--- Begin Task material ---

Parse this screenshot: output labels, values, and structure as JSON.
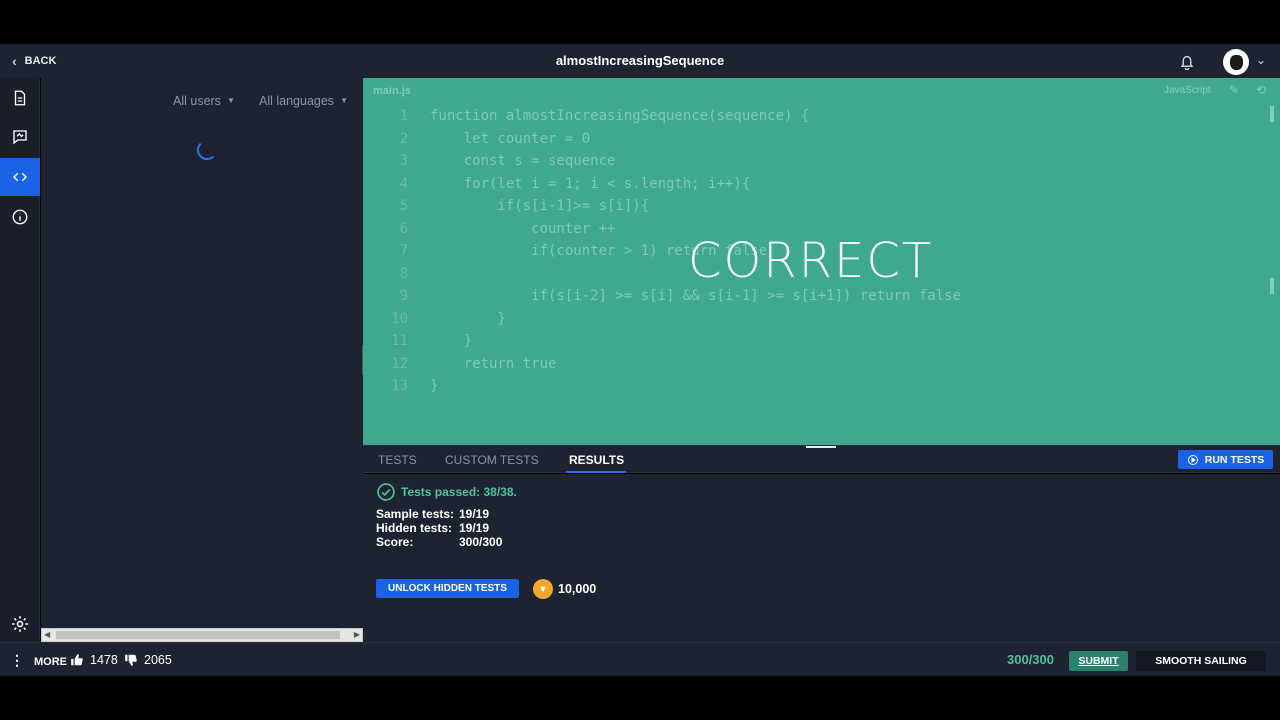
{
  "header": {
    "back_label": "BACK",
    "title": "almostIncreasingSequence"
  },
  "filters": {
    "users": "All users",
    "languages": "All languages"
  },
  "editor": {
    "filename": "main.js",
    "language": "JavaScript",
    "overlay": "CORRECT",
    "lines": [
      {
        "n": "1",
        "code": "function almostIncreasingSequence(sequence) {"
      },
      {
        "n": "2",
        "code": "    let counter = 0"
      },
      {
        "n": "3",
        "code": "    const s = sequence"
      },
      {
        "n": "4",
        "code": "    for(let i = 1; i < s.length; i++){"
      },
      {
        "n": "5",
        "code": "        if(s[i-1]>= s[i]){"
      },
      {
        "n": "6",
        "code": "            counter ++"
      },
      {
        "n": "7",
        "code": "            if(counter > 1) return false"
      },
      {
        "n": "8",
        "code": ""
      },
      {
        "n": "9",
        "code": "            if(s[i-2] >= s[i] && s[i-1] >= s[i+1]) return false"
      },
      {
        "n": "10",
        "code": "        }"
      },
      {
        "n": "11",
        "code": "    }"
      },
      {
        "n": "12",
        "code": "    return true"
      },
      {
        "n": "13",
        "code": "}"
      }
    ]
  },
  "tabs": {
    "tests": "TESTS",
    "custom_tests": "CUSTOM TESTS",
    "results": "RESULTS",
    "run_tests": "RUN TESTS"
  },
  "results": {
    "passed": "Tests passed: 38/38.",
    "sample_label": "Sample tests:",
    "sample_value": "19/19",
    "hidden_label": "Hidden tests:",
    "hidden_value": "19/19",
    "score_label": "Score:",
    "score_value": "300/300",
    "unlock_label": "UNLOCK HIDDEN TESTS",
    "cost": "10,000"
  },
  "footer": {
    "more": "MORE",
    "likes": "1478",
    "dislikes": "2065",
    "score": "300/300",
    "submit": "SUBMIT",
    "mode": "SMOOTH SAILING"
  },
  "colors": {
    "accent_blue": "#1a62e6",
    "success_green": "#4fc1a0",
    "editor_overlay": "#3fa88f"
  }
}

--- End Task material ---

Copy every line from the records above that contains the word "counter".

        "code": "    let counter = 0"
        "code": "            counter ++"
        "code": "            if(counter > 1) return false"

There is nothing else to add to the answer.